# WHAT YOU NEED TO DO:
Count the lines below that include the word "total" and write that number alone.
++++
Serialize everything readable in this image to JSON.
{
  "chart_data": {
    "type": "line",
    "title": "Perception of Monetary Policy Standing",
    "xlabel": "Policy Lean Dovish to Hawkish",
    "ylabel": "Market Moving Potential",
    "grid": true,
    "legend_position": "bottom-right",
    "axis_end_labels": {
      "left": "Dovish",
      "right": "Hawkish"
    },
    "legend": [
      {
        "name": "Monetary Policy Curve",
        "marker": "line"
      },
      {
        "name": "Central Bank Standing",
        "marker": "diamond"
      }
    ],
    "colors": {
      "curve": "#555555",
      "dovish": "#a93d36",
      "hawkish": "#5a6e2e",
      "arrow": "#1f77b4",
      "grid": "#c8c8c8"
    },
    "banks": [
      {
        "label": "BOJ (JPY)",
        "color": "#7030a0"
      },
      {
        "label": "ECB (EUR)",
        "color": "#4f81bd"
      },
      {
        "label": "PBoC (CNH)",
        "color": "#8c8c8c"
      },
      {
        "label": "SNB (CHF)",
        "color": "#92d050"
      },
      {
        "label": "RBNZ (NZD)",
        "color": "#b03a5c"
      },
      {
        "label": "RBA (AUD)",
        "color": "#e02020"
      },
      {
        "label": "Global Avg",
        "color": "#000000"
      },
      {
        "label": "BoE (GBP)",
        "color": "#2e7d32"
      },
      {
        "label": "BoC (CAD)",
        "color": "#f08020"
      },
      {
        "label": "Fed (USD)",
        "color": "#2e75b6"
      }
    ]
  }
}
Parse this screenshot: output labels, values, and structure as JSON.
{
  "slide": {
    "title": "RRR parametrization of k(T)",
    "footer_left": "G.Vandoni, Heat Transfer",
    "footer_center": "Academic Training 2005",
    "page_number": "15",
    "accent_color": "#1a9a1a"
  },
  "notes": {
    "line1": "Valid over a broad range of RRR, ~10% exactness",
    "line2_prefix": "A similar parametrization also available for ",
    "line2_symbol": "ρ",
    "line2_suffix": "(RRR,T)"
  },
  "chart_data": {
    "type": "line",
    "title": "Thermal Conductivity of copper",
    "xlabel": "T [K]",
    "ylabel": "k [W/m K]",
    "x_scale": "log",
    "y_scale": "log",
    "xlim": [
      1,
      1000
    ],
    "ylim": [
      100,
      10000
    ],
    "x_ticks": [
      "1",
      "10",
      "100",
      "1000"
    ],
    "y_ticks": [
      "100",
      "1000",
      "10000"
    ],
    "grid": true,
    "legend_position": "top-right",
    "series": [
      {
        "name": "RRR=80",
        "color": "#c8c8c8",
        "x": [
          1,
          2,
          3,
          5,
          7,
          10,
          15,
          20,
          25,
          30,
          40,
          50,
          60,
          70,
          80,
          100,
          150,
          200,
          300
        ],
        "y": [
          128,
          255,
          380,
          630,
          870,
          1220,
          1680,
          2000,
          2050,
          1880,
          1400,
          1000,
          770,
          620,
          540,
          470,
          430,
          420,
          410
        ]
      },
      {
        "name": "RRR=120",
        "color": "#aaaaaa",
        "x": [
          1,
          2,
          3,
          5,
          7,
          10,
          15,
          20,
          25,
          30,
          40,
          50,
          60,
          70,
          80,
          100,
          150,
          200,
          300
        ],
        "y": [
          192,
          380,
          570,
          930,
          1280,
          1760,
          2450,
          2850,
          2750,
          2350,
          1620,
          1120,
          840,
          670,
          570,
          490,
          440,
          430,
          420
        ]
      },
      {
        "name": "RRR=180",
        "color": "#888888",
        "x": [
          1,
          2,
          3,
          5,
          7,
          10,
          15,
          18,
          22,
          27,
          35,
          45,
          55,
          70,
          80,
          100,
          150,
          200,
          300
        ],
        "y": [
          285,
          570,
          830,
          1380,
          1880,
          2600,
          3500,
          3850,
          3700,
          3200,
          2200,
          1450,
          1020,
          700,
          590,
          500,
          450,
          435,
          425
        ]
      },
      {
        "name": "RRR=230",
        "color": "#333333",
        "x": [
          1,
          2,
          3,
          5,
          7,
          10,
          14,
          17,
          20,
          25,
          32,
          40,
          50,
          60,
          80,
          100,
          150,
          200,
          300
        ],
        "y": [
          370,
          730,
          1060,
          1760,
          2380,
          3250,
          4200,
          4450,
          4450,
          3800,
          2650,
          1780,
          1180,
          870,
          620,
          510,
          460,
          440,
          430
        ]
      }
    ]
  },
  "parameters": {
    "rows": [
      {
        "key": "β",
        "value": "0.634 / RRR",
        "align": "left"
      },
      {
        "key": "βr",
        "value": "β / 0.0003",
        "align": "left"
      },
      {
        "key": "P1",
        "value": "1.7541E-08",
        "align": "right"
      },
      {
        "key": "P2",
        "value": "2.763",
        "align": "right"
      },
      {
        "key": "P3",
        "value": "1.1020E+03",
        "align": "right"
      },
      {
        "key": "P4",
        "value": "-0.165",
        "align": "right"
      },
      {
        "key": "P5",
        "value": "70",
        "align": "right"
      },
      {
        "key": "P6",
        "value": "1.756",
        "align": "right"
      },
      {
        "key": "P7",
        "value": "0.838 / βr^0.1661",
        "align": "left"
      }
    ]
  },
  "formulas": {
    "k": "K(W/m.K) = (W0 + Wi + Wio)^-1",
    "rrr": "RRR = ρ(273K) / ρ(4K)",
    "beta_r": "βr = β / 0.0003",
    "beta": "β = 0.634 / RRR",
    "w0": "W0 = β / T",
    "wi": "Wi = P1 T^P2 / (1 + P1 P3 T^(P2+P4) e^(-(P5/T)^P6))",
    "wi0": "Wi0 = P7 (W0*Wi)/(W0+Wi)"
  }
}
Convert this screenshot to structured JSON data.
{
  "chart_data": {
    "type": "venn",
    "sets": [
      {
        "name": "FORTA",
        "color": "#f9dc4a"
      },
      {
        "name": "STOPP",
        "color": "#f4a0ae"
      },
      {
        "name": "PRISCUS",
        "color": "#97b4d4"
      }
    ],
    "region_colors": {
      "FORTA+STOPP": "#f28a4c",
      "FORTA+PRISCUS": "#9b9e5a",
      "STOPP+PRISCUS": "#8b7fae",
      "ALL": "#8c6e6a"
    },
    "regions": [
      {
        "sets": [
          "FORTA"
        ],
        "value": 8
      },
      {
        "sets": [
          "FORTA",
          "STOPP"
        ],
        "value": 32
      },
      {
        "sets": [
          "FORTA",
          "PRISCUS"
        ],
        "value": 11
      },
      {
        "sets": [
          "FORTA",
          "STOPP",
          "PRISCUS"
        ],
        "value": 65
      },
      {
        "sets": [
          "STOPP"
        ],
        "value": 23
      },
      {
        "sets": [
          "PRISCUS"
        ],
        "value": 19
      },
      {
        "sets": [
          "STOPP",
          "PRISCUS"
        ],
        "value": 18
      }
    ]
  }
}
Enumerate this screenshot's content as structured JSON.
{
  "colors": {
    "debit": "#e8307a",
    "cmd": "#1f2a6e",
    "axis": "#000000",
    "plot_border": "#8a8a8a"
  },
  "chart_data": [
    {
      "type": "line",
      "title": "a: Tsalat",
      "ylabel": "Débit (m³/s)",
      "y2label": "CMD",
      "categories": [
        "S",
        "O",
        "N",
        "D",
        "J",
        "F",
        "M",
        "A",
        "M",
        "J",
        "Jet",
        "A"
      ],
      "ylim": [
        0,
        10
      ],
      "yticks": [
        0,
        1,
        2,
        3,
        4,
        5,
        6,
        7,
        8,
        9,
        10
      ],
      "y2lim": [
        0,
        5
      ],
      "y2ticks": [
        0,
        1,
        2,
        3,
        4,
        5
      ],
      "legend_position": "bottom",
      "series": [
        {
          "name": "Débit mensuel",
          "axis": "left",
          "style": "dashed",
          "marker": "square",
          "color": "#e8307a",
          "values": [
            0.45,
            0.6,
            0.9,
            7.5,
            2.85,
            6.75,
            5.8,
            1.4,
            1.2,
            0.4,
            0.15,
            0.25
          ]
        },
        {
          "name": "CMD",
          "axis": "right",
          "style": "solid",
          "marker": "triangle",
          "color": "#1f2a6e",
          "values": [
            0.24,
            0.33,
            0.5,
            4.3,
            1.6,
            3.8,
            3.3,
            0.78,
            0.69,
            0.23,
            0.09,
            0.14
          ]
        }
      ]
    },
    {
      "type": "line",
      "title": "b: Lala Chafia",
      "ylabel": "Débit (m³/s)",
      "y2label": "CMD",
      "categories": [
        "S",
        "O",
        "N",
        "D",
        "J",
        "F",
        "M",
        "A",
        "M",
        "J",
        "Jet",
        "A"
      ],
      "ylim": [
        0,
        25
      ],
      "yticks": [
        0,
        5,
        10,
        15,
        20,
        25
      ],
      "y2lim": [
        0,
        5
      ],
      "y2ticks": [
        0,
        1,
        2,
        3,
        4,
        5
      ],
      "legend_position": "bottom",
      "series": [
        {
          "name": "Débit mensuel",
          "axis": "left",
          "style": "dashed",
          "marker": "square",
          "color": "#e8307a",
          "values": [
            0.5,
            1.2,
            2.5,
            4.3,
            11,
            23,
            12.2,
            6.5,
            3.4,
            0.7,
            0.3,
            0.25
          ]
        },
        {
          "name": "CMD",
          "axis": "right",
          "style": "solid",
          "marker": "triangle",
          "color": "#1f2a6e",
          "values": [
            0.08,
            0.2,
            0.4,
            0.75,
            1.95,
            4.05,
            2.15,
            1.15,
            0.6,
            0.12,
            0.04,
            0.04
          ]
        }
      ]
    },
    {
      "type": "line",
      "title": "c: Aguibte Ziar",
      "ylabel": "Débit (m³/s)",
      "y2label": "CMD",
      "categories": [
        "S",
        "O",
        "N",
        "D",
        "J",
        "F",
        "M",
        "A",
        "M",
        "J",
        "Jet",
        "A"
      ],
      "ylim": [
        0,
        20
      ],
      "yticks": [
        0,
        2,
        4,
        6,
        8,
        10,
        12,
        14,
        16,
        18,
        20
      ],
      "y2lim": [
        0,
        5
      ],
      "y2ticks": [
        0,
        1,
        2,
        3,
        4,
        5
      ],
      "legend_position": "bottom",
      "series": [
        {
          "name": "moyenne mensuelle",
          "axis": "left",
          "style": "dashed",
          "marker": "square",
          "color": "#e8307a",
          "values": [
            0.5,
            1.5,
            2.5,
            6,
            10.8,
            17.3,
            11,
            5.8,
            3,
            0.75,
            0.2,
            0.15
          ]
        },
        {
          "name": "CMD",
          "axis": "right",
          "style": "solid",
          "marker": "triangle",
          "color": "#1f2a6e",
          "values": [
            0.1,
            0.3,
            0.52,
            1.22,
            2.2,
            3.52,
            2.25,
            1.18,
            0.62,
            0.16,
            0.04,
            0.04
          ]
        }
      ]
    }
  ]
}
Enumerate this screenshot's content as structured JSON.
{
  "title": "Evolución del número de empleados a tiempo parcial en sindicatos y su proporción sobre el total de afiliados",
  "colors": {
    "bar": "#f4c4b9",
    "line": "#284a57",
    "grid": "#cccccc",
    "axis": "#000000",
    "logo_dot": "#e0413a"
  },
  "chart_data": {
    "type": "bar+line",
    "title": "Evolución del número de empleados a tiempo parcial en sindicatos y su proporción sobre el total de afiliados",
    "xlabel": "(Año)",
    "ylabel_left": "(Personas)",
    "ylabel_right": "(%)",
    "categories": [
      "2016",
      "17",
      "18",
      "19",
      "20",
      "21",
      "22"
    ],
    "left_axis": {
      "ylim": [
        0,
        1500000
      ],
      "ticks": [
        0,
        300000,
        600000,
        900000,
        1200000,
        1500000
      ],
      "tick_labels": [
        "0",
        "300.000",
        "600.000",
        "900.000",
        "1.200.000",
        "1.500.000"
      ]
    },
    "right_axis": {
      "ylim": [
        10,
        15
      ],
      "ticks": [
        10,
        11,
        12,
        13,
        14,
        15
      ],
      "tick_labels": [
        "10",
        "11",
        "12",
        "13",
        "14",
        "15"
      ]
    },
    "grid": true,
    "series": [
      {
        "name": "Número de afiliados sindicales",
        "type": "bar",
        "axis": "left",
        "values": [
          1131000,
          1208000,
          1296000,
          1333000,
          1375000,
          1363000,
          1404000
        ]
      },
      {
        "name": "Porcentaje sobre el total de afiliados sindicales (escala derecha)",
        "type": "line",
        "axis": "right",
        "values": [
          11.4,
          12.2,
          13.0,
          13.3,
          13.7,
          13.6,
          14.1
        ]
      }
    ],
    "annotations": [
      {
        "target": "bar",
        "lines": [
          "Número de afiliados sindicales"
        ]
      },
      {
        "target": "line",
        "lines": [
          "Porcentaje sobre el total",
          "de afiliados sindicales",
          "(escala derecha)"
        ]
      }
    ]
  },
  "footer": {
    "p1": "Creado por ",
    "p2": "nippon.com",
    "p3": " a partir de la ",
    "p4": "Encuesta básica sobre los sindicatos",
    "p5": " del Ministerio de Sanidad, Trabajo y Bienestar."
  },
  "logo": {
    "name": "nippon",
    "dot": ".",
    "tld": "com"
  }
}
++++
# EXERCISE SOLUTION:
4